== OBJECTIVE ==
The entries below are to be repeated exactly as they stand.

* * * * *

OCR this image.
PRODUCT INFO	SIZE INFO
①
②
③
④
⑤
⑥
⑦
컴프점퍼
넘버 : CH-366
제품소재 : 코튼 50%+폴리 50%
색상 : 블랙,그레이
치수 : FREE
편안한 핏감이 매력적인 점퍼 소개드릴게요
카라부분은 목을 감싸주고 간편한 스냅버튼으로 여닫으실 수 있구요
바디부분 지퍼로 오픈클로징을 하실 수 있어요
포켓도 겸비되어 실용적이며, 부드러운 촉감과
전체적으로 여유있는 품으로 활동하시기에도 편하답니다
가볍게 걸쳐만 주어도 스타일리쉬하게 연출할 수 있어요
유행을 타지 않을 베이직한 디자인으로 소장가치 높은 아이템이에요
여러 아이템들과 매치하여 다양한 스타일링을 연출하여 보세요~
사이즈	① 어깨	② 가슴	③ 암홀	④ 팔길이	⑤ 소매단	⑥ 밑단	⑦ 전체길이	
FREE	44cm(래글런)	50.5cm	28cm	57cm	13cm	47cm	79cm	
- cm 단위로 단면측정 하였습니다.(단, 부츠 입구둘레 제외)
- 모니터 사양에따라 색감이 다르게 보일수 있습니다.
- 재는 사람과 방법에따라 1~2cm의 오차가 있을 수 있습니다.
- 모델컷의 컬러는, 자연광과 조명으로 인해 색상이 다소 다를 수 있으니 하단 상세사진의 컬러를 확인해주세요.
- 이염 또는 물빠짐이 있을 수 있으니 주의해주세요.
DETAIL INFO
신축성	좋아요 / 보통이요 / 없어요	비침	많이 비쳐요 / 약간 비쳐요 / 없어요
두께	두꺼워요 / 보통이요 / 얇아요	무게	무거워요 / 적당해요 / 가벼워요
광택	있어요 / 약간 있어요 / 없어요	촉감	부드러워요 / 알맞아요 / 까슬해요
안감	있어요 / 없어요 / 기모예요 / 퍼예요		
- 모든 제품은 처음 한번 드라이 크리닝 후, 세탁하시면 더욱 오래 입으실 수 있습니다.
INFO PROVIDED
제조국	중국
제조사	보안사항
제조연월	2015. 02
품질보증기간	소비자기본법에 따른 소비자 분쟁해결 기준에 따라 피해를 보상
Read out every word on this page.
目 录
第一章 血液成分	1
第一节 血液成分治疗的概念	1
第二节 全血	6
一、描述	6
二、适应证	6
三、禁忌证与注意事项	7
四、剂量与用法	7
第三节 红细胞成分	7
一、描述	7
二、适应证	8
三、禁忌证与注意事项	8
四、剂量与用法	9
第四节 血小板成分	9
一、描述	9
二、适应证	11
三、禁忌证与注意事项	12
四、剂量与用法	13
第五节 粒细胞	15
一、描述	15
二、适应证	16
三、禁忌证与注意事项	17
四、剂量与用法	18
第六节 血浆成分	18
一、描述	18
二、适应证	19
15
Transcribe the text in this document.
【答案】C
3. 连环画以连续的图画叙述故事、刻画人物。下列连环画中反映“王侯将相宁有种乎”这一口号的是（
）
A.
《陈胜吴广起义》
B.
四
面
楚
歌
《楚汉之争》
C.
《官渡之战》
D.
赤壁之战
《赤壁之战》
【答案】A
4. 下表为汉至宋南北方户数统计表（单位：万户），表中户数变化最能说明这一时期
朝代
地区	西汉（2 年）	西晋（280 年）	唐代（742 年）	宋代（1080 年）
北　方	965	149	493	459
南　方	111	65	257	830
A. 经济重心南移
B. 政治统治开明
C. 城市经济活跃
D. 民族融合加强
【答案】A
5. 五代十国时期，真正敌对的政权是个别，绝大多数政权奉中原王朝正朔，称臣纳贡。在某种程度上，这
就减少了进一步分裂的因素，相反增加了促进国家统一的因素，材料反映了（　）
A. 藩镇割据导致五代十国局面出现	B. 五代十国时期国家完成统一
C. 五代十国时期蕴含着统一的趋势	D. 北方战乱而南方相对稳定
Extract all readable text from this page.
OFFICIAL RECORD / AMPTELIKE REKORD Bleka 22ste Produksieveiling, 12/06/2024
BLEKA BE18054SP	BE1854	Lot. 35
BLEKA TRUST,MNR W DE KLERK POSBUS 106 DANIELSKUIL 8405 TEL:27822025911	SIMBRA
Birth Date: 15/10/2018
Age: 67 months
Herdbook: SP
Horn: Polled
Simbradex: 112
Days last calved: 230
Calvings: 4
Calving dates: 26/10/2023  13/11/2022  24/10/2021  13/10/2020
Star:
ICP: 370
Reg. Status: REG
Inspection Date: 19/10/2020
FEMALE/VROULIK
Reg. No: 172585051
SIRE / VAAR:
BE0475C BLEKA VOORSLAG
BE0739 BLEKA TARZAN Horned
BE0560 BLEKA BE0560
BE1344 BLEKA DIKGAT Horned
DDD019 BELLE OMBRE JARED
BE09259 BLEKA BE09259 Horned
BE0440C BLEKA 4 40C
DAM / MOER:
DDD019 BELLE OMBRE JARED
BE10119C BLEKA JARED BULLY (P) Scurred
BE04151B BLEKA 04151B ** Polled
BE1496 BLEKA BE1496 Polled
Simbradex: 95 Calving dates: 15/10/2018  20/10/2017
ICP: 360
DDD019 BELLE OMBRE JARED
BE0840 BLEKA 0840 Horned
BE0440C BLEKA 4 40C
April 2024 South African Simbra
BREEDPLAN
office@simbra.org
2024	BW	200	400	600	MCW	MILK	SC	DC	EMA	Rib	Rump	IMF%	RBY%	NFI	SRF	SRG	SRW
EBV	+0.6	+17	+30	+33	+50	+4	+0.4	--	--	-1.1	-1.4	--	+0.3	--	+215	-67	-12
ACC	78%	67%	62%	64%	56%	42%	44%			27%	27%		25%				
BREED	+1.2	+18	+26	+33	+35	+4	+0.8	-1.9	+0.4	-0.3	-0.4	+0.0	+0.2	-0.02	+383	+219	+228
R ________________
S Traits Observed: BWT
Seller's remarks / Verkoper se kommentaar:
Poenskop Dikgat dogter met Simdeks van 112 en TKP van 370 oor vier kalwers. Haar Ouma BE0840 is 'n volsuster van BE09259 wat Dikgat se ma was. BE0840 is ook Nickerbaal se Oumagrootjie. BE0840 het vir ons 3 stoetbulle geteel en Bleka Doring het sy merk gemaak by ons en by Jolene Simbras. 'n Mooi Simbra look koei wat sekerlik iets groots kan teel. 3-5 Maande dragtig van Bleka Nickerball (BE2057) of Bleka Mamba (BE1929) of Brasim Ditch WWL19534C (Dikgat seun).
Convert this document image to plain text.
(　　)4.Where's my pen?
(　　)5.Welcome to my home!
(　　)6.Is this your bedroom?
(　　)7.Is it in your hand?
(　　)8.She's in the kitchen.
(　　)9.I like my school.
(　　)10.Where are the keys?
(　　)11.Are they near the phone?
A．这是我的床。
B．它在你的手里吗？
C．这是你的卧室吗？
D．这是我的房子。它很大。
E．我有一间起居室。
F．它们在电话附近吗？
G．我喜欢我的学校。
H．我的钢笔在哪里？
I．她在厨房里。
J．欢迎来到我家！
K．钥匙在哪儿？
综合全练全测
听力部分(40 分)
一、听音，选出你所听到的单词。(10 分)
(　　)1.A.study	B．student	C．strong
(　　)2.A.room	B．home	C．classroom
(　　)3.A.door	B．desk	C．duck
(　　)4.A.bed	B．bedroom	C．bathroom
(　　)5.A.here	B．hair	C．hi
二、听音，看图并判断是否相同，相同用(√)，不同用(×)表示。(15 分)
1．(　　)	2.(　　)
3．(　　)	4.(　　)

* * * * *

== SOLUTION BELOW ==
OCR this image.
PRODUCT INFO	SIZE INFO
①
②
③
④
⑤
⑥
⑦
컴프점퍼
넘버 : CH-366
제품소재 : 코튼 50%+폴리 50%
색상 : 블랙,그레이
치수 : FREE
편안한 핏감이 매력적인 점퍼 소개드릴게요
카라부분은 목을 감싸주고 간편한 스냅버튼으로 여닫으실 수 있구요
바디부분 지퍼로 오픈클로징을 하실 수 있어요
포켓도 겸비되어 실용적이며, 부드러운 촉감과
전체적으로 여유있는 품으로 활동하시기에도 편하답니다
가볍게 걸쳐만 주어도 스타일리쉬하게 연출할 수 있어요
유행을 타지 않을 베이직한 디자인으로 소장가치 높은 아이템이에요
여러 아이템들과 매치하여 다양한 스타일링을 연출하여 보세요~
사이즈	① 어깨	② 가슴	③ 암홀	④ 팔길이	⑤ 소매단	⑥ 밑단	⑦ 전체길이	
FREE	44cm(래글런)	50.5cm	28cm	57cm	13cm	47cm	79cm	
- cm 단위로 단면측정 하였습니다.(단, 부츠 입구둘레 제외)
- 모니터 사양에따라 색감이 다르게 보일수 있습니다.
- 재는 사람과 방법에따라 1~2cm의 오차가 있을 수 있습니다.
- 모델컷의 컬러는, 자연광과 조명으로 인해 색상이 다소 다를 수 있으니 하단 상세사진의 컬러를 확인해주세요.
- 이염 또는 물빠짐이 있을 수 있으니 주의해주세요.
DETAIL INFO
신축성	좋아요 / 보통이요 / 없어요	비침	많이 비쳐요 / 약간 비쳐요 / 없어요
두께	두꺼워요 / 보통이요 / 얇아요	무게	무거워요 / 적당해요 / 가벼워요
광택	있어요 / 약간 있어요 / 없어요	촉감	부드러워요 / 알맞아요 / 까슬해요
안감	있어요 / 없어요 / 기모예요 / 퍼예요		
- 모든 제품은 처음 한번 드라이 크리닝 후, 세탁하시면 더욱 오래 입으실 수 있습니다.
INFO PROVIDED
제조국	중국
제조사	보안사항
제조연월	2015. 02
품질보증기간	소비자기본법에 따른 소비자 분쟁해결 기준에 따라 피해를 보상
Read out every word on this page.
目 录
第一章 血液成分	1
第一节 血液成分治疗的概念	1
第二节 全血	6
一、描述	6
二、适应证	6
三、禁忌证与注意事项	7
四、剂量与用法	7
第三节 红细胞成分	7
一、描述	7
二、适应证	8
三、禁忌证与注意事项	8
四、剂量与用法	9
第四节 血小板成分	9
一、描述	9
二、适应证	11
三、禁忌证与注意事项	12
四、剂量与用法	13
第五节 粒细胞	15
一、描述	15
二、适应证	16
三、禁忌证与注意事项	17
四、剂量与用法	18
第六节 血浆成分	18
一、描述	18
二、适应证	19
15
Transcribe the text in this document.
【答案】C
3. 连环画以连续的图画叙述故事、刻画人物。下列连环画中反映“王侯将相宁有种乎”这一口号的是（
）
A.
《陈胜吴广起义》
B.
四
面
楚
歌
《楚汉之争》
C.
《官渡之战》
D.
赤壁之战
《赤壁之战》
【答案】A
4. 下表为汉至宋南北方户数统计表（单位：万户），表中户数变化最能说明这一时期
朝代
地区	西汉（2 年）	西晋（280 年）	唐代（742 年）	宋代（1080 年）
北　方	965	149	493	459
南　方	111	65	257	830
A. 经济重心南移
B. 政治统治开明
C. 城市经济活跃
D. 民族融合加强
【答案】A
5. 五代十国时期，真正敌对的政权是个别，绝大多数政权奉中原王朝正朔，称臣纳贡。在某种程度上，这
就减少了进一步分裂的因素，相反增加了促进国家统一的因素，材料反映了（　）
A. 藩镇割据导致五代十国局面出现	B. 五代十国时期国家完成统一
C. 五代十国时期蕴含着统一的趋势	D. 北方战乱而南方相对稳定
Extract all readable text from this page.
OFFICIAL RECORD / AMPTELIKE REKORD Bleka 22ste Produksieveiling, 12/06/2024
BLEKA BE18054SP	BE1854	Lot. 35
BLEKA TRUST,MNR W DE KLERK POSBUS 106 DANIELSKUIL 8405 TEL:27822025911	SIMBRA
Birth Date: 15/10/2018
Age: 67 months
Herdbook: SP
Horn: Polled
Simbradex: 112
Days last calved: 230
Calvings: 4
Calving dates: 26/10/2023  13/11/2022  24/10/2021  13/10/2020
Star:
ICP: 370
Reg. Status: REG
Inspection Date: 19/10/2020
FEMALE/VROULIK
Reg. No: 172585051
SIRE / VAAR:
BE0475C BLEKA VOORSLAG
BE0739 BLEKA TARZAN Horned
BE0560 BLEKA BE0560
BE1344 BLEKA DIKGAT Horned
DDD019 BELLE OMBRE JARED
BE09259 BLEKA BE09259 Horned
BE0440C BLEKA 4 40C
DAM / MOER:
DDD019 BELLE OMBRE JARED
BE10119C BLEKA JARED BULLY (P) Scurred
BE04151B BLEKA 04151B ** Polled
BE1496 BLEKA BE1496 Polled
Simbradex: 95 Calving dates: 15/10/2018  20/10/2017
ICP: 360
DDD019 BELLE OMBRE JARED
BE0840 BLEKA 0840 Horned
BE0440C BLEKA 4 40C
April 2024 South African Simbra
BREEDPLAN
office@simbra.org
2024	BW	200	400	600	MCW	MILK	SC	DC	EMA	Rib	Rump	IMF%	RBY%	NFI	SRF	SRG	SRW
EBV	+0.6	+17	+30	+33	+50	+4	+0.4	--	--	-1.1	-1.4	--	+0.3	--	+215	-67	-12
ACC	78%	67%	62%	64%	56%	42%	44%			27%	27%		25%				
BREED	+1.2	+18	+26	+33	+35	+4	+0.8	-1.9	+0.4	-0.3	-0.4	+0.0	+0.2	-0.02	+383	+219	+228
R ________________
S Traits Observed: BWT
Seller's remarks / Verkoper se kommentaar:
Poenskop Dikgat dogter met Simdeks van 112 en TKP van 370 oor vier kalwers. Haar Ouma BE0840 is 'n volsuster van BE09259 wat Dikgat se ma was. BE0840 is ook Nickerbaal se Oumagrootjie. BE0840 het vir ons 3 stoetbulle geteel en Bleka Doring het sy merk gemaak by ons en by Jolene Simbras. 'n Mooi Simbra look koei wat sekerlik iets groots kan teel. 3-5 Maande dragtig van Bleka Nickerball (BE2057) of Bleka Mamba (BE1929) of Brasim Ditch WWL19534C (Dikgat seun).
Convert this document image to plain text.
(　　)4.Where's my pen?
(　　)5.Welcome to my home!
(　　)6.Is this your bedroom?
(　　)7.Is it in your hand?
(　　)8.She's in the kitchen.
(　　)9.I like my school.
(　　)10.Where are the keys?
(　　)11.Are they near the phone?
A．这是我的床。
B．它在你的手里吗？
C．这是你的卧室吗？
D．这是我的房子。它很大。
E．我有一间起居室。
F．它们在电话附近吗？
G．我喜欢我的学校。
H．我的钢笔在哪里？
I．她在厨房里。
J．欢迎来到我家！
K．钥匙在哪儿？
综合全练全测
听力部分(40 分)
一、听音，选出你所听到的单词。(10 分)
(　　)1.A.study	B．student	C．strong
(　　)2.A.room	B．home	C．classroom
(　　)3.A.door	B．desk	C．duck
(　　)4.A.bed	B．bedroom	C．bathroom
(　　)5.A.here	B．hair	C．hi
二、听音，看图并判断是否相同，相同用(√)，不同用(×)表示。(15 分)
1．(　　)	2.(　　)
3．(　　)	4.(　　)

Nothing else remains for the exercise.